__WORK TO COMPLETE__
Tally how many of the lines below contain the string "time". Reply with the number alone.

··········

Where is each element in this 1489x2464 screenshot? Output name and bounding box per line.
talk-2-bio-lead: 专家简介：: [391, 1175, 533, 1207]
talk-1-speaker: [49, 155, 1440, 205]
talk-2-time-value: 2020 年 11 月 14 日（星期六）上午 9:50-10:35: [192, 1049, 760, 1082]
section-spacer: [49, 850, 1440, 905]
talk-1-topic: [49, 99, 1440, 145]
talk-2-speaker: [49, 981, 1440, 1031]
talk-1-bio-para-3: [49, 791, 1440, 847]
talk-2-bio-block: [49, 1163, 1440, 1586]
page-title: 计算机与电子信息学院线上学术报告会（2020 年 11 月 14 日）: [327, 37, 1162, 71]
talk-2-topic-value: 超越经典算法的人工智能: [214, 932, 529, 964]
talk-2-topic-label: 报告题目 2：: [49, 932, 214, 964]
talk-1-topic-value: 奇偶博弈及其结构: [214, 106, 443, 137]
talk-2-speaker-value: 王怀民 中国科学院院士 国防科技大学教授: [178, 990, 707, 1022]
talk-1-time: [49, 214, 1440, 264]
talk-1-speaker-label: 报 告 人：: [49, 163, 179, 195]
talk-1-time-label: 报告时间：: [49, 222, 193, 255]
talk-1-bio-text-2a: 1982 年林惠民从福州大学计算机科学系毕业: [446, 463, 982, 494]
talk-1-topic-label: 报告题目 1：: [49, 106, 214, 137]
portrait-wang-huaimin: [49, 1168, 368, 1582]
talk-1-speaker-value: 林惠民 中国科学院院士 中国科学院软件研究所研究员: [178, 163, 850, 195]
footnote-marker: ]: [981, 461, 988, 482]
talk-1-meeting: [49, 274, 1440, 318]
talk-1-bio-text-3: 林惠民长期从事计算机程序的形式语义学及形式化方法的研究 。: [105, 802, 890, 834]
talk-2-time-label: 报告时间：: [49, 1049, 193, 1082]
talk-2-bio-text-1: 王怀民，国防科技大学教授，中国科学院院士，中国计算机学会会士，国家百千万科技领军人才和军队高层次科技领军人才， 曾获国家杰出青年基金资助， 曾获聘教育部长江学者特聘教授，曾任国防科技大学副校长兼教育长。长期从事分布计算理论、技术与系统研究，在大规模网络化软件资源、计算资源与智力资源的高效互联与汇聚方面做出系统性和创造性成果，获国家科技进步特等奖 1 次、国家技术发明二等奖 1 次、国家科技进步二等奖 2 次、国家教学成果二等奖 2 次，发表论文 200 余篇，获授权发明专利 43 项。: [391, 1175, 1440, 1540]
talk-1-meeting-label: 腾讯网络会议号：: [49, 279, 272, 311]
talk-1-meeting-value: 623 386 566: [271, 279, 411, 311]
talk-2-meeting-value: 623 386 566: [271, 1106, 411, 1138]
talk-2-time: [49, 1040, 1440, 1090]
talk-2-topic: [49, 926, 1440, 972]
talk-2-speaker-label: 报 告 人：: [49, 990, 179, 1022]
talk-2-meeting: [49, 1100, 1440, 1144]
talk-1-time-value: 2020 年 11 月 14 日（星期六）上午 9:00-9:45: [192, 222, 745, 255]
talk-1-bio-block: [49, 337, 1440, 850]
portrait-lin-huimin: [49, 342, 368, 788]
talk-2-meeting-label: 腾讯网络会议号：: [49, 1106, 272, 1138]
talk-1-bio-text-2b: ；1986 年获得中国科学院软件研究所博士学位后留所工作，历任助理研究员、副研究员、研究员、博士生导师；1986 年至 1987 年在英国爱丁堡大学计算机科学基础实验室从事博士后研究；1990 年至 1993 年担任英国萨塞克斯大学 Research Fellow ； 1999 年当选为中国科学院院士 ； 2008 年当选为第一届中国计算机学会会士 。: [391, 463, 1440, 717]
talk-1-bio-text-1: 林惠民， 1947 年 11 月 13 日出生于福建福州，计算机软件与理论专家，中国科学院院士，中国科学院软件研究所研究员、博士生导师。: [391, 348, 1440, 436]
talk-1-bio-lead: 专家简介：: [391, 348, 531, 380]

··········

__EXERCISE RESULT__
6